Data entries:
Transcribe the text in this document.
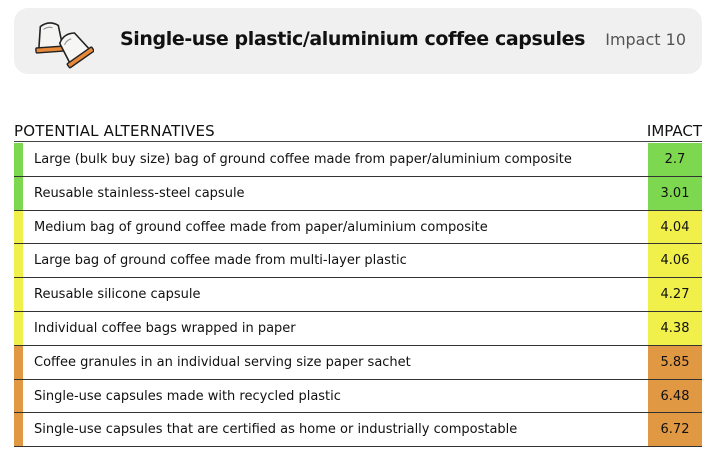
Single-use plastic/aluminium coffee capsules Impact 10
POTENTIAL ALTERNATIVES	IMPACT
Large (bulk buy size) bag of ground coffee made from paper/aluminium composite	2.7
Reusable stainless-steel capsule	3.01
Medium bag of ground coffee made from paper/aluminium composite	4.04
Large bag of ground coffee made from multi-layer plastic	4.06
Reusable silicone capsule	4.27
Individual coffee bags wrapped in paper	4.38
Coffee granules in an individual serving size paper sachet	5.85
Single-use capsules made with recycled plastic	6.48
Single-use capsules that are certified as home or industrially compostable	6.72
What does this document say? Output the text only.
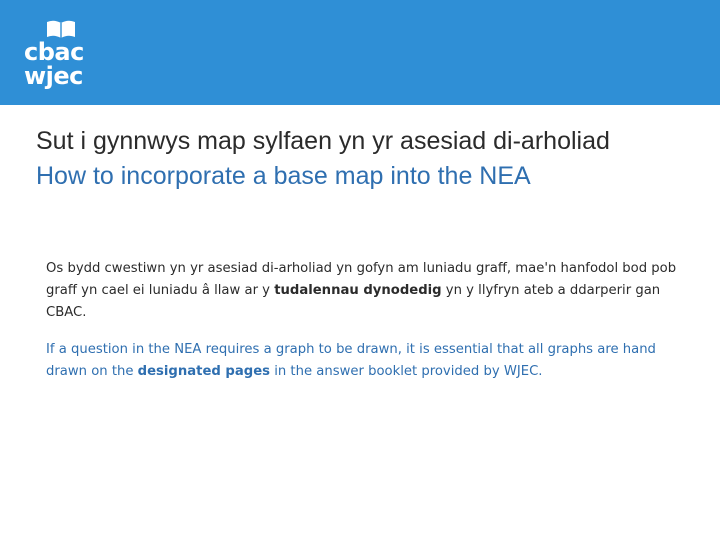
cbac
wjec
Sut i gynnwys map sylfaen yn yr asesiad di-arholiad
How to incorporate a base map into the NEA
Os bydd cwestiwn yn yr asesiad di-arholiad yn gofyn am luniadu graff, mae'n hanfodol bod pob graff yn cael ei luniadu â llaw ar y tudalennau dynodedig yn y llyfryn ateb a ddarperir gan CBAC.
If a question in the NEA requires a graph to be drawn, it is essential that all graphs are hand drawn on the designated pages in the answer booklet provided by WJEC.
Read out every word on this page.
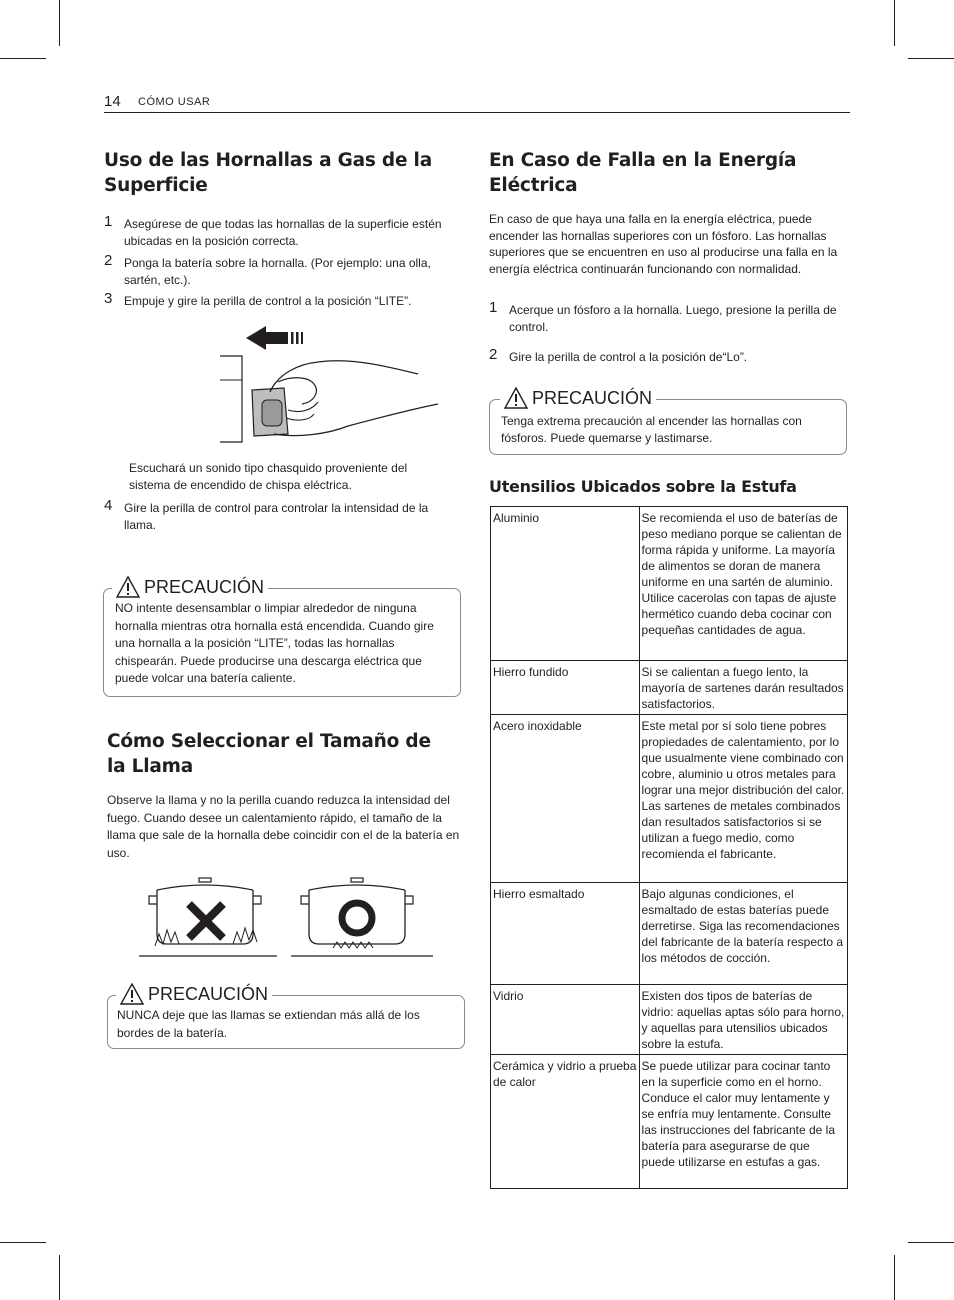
14 CÓMO USAR
Uso de las Hornallas a Gas de la Superficie
1 Asegúrese de que todas las hornallas de la superficie estén ubicadas en la posición correcta.
2 Ponga la batería sobre la hornalla. (Por ejemplo: una olla, sartén, etc.).
3 Empuje y gire la perilla de control a la posición “LITE”.
Escuchará un sonido tipo chasquido proveniente del sistema de encendido de chispa eléctrica.
4 Gire la perilla de control para controlar la intensidad de la llama.
PRECAUCIÓN
NO intente desensamblar o limpiar alrededor de ninguna hornalla mientras otra hornalla está encendida. Cuando gire una hornalla a la posición “LITE”, todas las hornallas chispearán. Puede producirse una descarga eléctrica que puede volcar una batería caliente.
Cómo Seleccionar el Tamaño de la Llama
Observe la llama y no la perilla cuando reduzca la intensidad del fuego. Cuando desee un calentamiento rápido, el tamaño de la llama que sale de la hornalla debe coincidir con el de la batería en uso.
PRECAUCIÓN
NUNCA deje que las llamas se extiendan más allá de los bordes de la batería.
En Caso de Falla en la Energía Eléctrica
En caso de que haya una falla en la energía eléctrica, puede encender las hornallas superiores con un fósforo. Las hornallas superiores que se encuentren en uso al producirse una falla en la energía eléctrica continuarán funcionando con normalidad.
1 Acerque un fósforo a la hornalla. Luego, presione la perilla de control.
2 Gire la perilla de control a la posición de“Lo”.
PRECAUCIÓN
Tenga extrema precaución al encender las hornallas con fósforos. Puede quemarse y lastimarse.
Utensilios Ubicados sobre la Estufa
Aluminio	Se recomienda el uso de baterías de peso mediano porque se calientan de forma rápida y uniforme. La mayoría de alimentos se doran de manera uniforme en una sartén de aluminio. Utilice cacerolas con tapas de ajuste hermético cuando deba cocinar con pequeñas cantidades de agua.
Hierro fundido	Si se calientan a fuego lento, la mayoría de sartenes darán resultados satisfactorios.
Acero inoxidable	Este metal por sí solo tiene pobres propiedades de calentamiento, por lo que usualmente viene combinado con cobre, aluminio u otros metales para lograr una mejor distribución del calor. Las sartenes de metales combinados dan resultados satisfactorios si se utilizan a fuego medio, como recomienda el fabricante.
Hierro esmaltado	Bajo algunas condiciones, el esmaltado de estas baterías puede derretirse. Siga las recomendaciones del fabricante de la batería respecto a los métodos de cocción.
Vidrio	Existen dos tipos de baterías de vidrio: aquellas aptas sólo para horno, y aquellas para utensilios ubicados sobre la estufa.
Cerámica y vidrio a prueba de calor	Se puede utilizar para cocinar tanto en la superficie como en el horno. Conduce el calor muy lentamente y se enfría muy lentamente. Consulte las instrucciones del fabricante de la batería para asegurarse de que puede utilizarse en estufas a gas.
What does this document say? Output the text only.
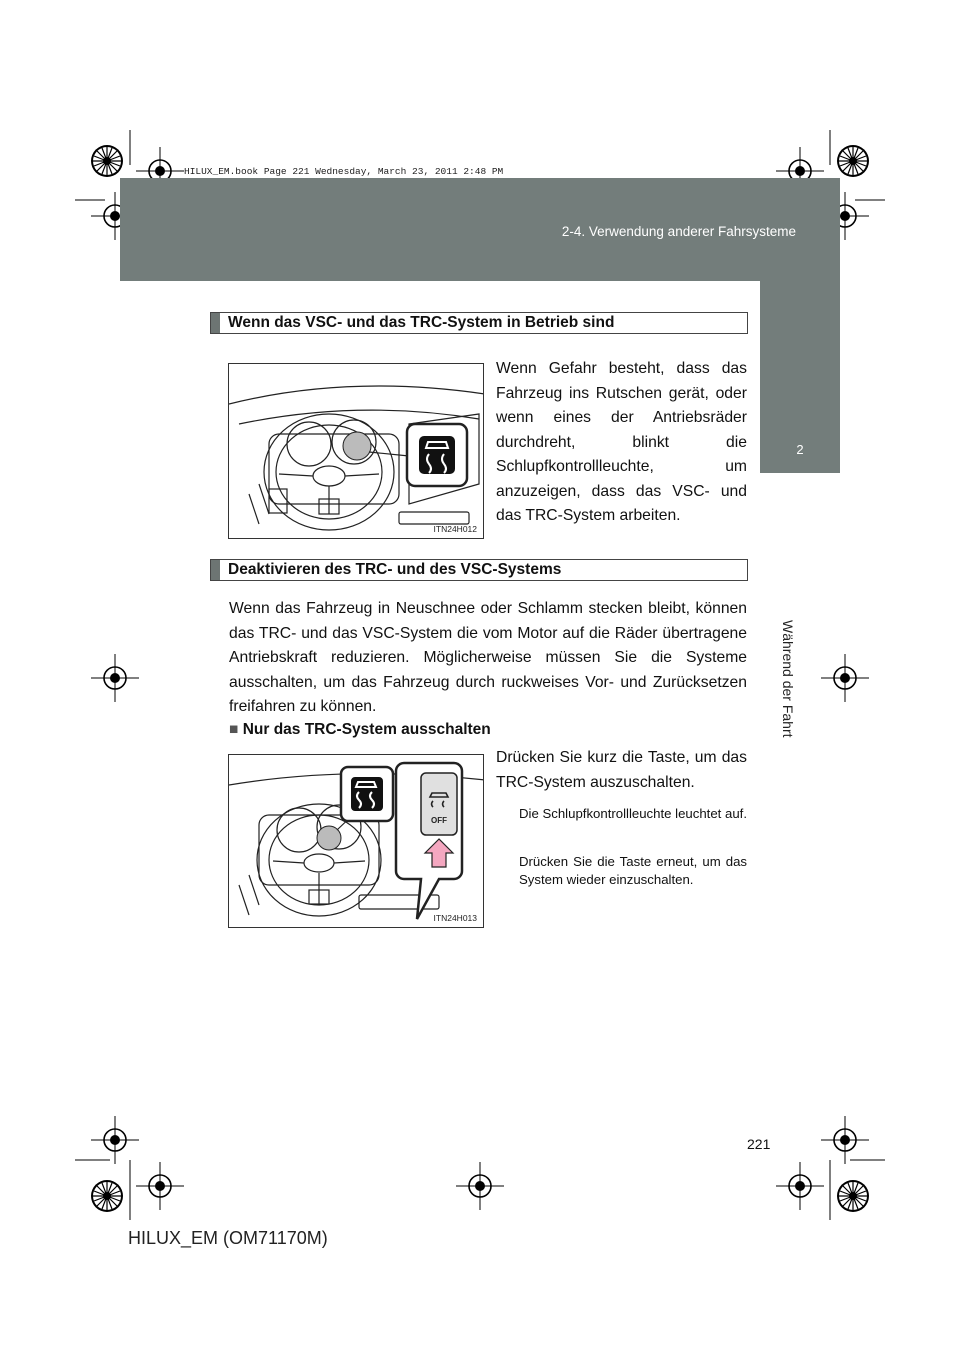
HILUX_EM.book Page 221 Wednesday, March 23, 2011 2:48 PM
2-4. Verwendung anderer Fahrsysteme
2
Während der Fahrt
Wenn das VSC- und das TRC-System in Betrieb sind
ITN24H012
Wenn Gefahr besteht, dass das Fahrzeug ins Rutschen gerät, oder wenn eines der Antriebsräder durchdreht, blinkt die Schlupfkontrollleuchte, um anzuzeigen, dass das VSC- und das TRC-System arbeiten.
Deaktivieren des TRC- und des VSC-Systems
Wenn das Fahrzeug in Neuschnee oder Schlamm stecken bleibt, können das TRC- und das VSC-System die vom Motor auf die Räder übertragene Antriebskraft reduzieren. Möglicherweise müssen Sie die Systeme ausschalten, um das Fahrzeug durch ruckweises Vor- und Zurücksetzen freifahren zu können.
■ Nur das TRC-System ausschalten
OFF
ITN24H013
Drücken Sie kurz die Taste, um das TRC-System auszuschalten.
Die Schlupfkontrollleuchte leuchtet auf.
Drücken Sie die Taste erneut, um das System wieder einzuschalten.
221
HILUX_EM (OM71170M)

Stated task → Print all of the entries word for word. Omit the pictures they contain.

Worked solution →
Transcribe the text in this document.
Single-use plastic/aluminium coffee capsules Impact 10
POTENTIAL ALTERNATIVES	IMPACT
Large (bulk buy size) bag of ground coffee made from paper/aluminium composite	2.7
Reusable stainless-steel capsule	3.01
Medium bag of ground coffee made from paper/aluminium composite	4.04
Large bag of ground coffee made from multi-layer plastic	4.06
Reusable silicone capsule	4.27
Individual coffee bags wrapped in paper	4.38
Coffee granules in an individual serving size paper sachet	5.85
Single-use capsules made with recycled plastic	6.48
Single-use capsules that are certified as home or industrially compostable	6.72
What does this document say? Output the text only.
cbac
wjec
Sut i gynnwys map sylfaen yn yr asesiad di-arholiad
How to incorporate a base map into the NEA
Os bydd cwestiwn yn yr asesiad di-arholiad yn gofyn am luniadu graff, mae'n hanfodol bod pob graff yn cael ei luniadu â llaw ar y tudalennau dynodedig yn y llyfryn ateb a ddarperir gan CBAC.
If a question in the NEA requires a graph to be drawn, it is essential that all graphs are hand drawn on the designated pages in the answer booklet provided by WJEC.
Read out every word on this page.
14 CÓMO USAR
Uso de las Hornallas a Gas de la Superficie
1 Asegúrese de que todas las hornallas de la superficie estén ubicadas en la posición correcta.
2 Ponga la batería sobre la hornalla. (Por ejemplo: una olla, sartén, etc.).
3 Empuje y gire la perilla de control a la posición “LITE”.
Escuchará un sonido tipo chasquido proveniente del sistema de encendido de chispa eléctrica.
4 Gire la perilla de control para controlar la intensidad de la llama.
PRECAUCIÓN
NO intente desensamblar o limpiar alrededor de ninguna hornalla mientras otra hornalla está encendida. Cuando gire una hornalla a la posición “LITE”, todas las hornallas chispearán. Puede producirse una descarga eléctrica que puede volcar una batería caliente.
Cómo Seleccionar el Tamaño de la Llama
Observe la llama y no la perilla cuando reduzca la intensidad del fuego. Cuando desee un calentamiento rápido, el tamaño de la llama que sale de la hornalla debe coincidir con el de la batería en uso.
PRECAUCIÓN
NUNCA deje que las llamas se extiendan más allá de los bordes de la batería.
En Caso de Falla en la Energía Eléctrica
En caso de que haya una falla en la energía eléctrica, puede encender las hornallas superiores con un fósforo. Las hornallas superiores que se encuentren en uso al producirse una falla en la energía eléctrica continuarán funcionando con normalidad.
1 Acerque un fósforo a la hornalla. Luego, presione la perilla de control.
2 Gire la perilla de control a la posición de“Lo”.
PRECAUCIÓN
Tenga extrema precaución al encender las hornallas con fósforos. Puede quemarse y lastimarse.
Utensilios Ubicados sobre la Estufa
Aluminio	Se recomienda el uso de baterías de peso mediano porque se calientan de forma rápida y uniforme. La mayoría de alimentos se doran de manera uniforme en una sartén de aluminio. Utilice cacerolas con tapas de ajuste hermético cuando deba cocinar con pequeñas cantidades de agua.
Hierro fundido	Si se calientan a fuego lento, la mayoría de sartenes darán resultados satisfactorios.
Acero inoxidable	Este metal por sí solo tiene pobres propiedades de calentamiento, por lo que usualmente viene combinado con cobre, aluminio u otros metales para lograr una mejor distribución del calor. Las sartenes de metales combinados dan resultados satisfactorios si se utilizan a fuego medio, como recomienda el fabricante.
Hierro esmaltado	Bajo algunas condiciones, el esmaltado de estas baterías puede derretirse. Siga las recomendaciones del fabricante de la batería respecto a los métodos de cocción.
Vidrio	Existen dos tipos de baterías de vidrio: aquellas aptas sólo para horno, y aquellas para utensilios ubicados sobre la estufa.
Cerámica y vidrio a prueba de calor	Se puede utilizar para cocinar tanto en la superficie como en el horno. Conduce el calor muy lentamente y se enfría muy lentamente. Consulte las instrucciones del fabricante de la batería para asegurarse de que puede utilizarse en estufas a gas.
What does this document say? Output the text only.
HILUX_EM.book Page 221 Wednesday, March 23, 2011 2:48 PM
2-4. Verwendung anderer Fahrsysteme
2
Während der Fahrt
Wenn das VSC- und das TRC-System in Betrieb sind
ITN24H012
Wenn Gefahr besteht, dass das Fahrzeug ins Rutschen gerät, oder wenn eines der Antriebsräder durchdreht, blinkt die Schlupfkontrollleuchte, um anzuzeigen, dass das VSC- und das TRC-System arbeiten.
Deaktivieren des TRC- und des VSC-Systems
Wenn das Fahrzeug in Neuschnee oder Schlamm stecken bleibt, können das TRC- und das VSC-System die vom Motor auf die Räder übertragene Antriebskraft reduzieren. Möglicherweise müssen Sie die Systeme ausschalten, um das Fahrzeug durch ruckweises Vor- und Zurücksetzen freifahren zu können.
■ Nur das TRC-System ausschalten
OFF
ITN24H013
Drücken Sie kurz die Taste, um das TRC-System auszuschalten.
Die Schlupfkontrollleuchte leuchtet auf.
Drücken Sie die Taste erneut, um das System wieder einzuschalten.
221
HILUX_EM (OM71170M)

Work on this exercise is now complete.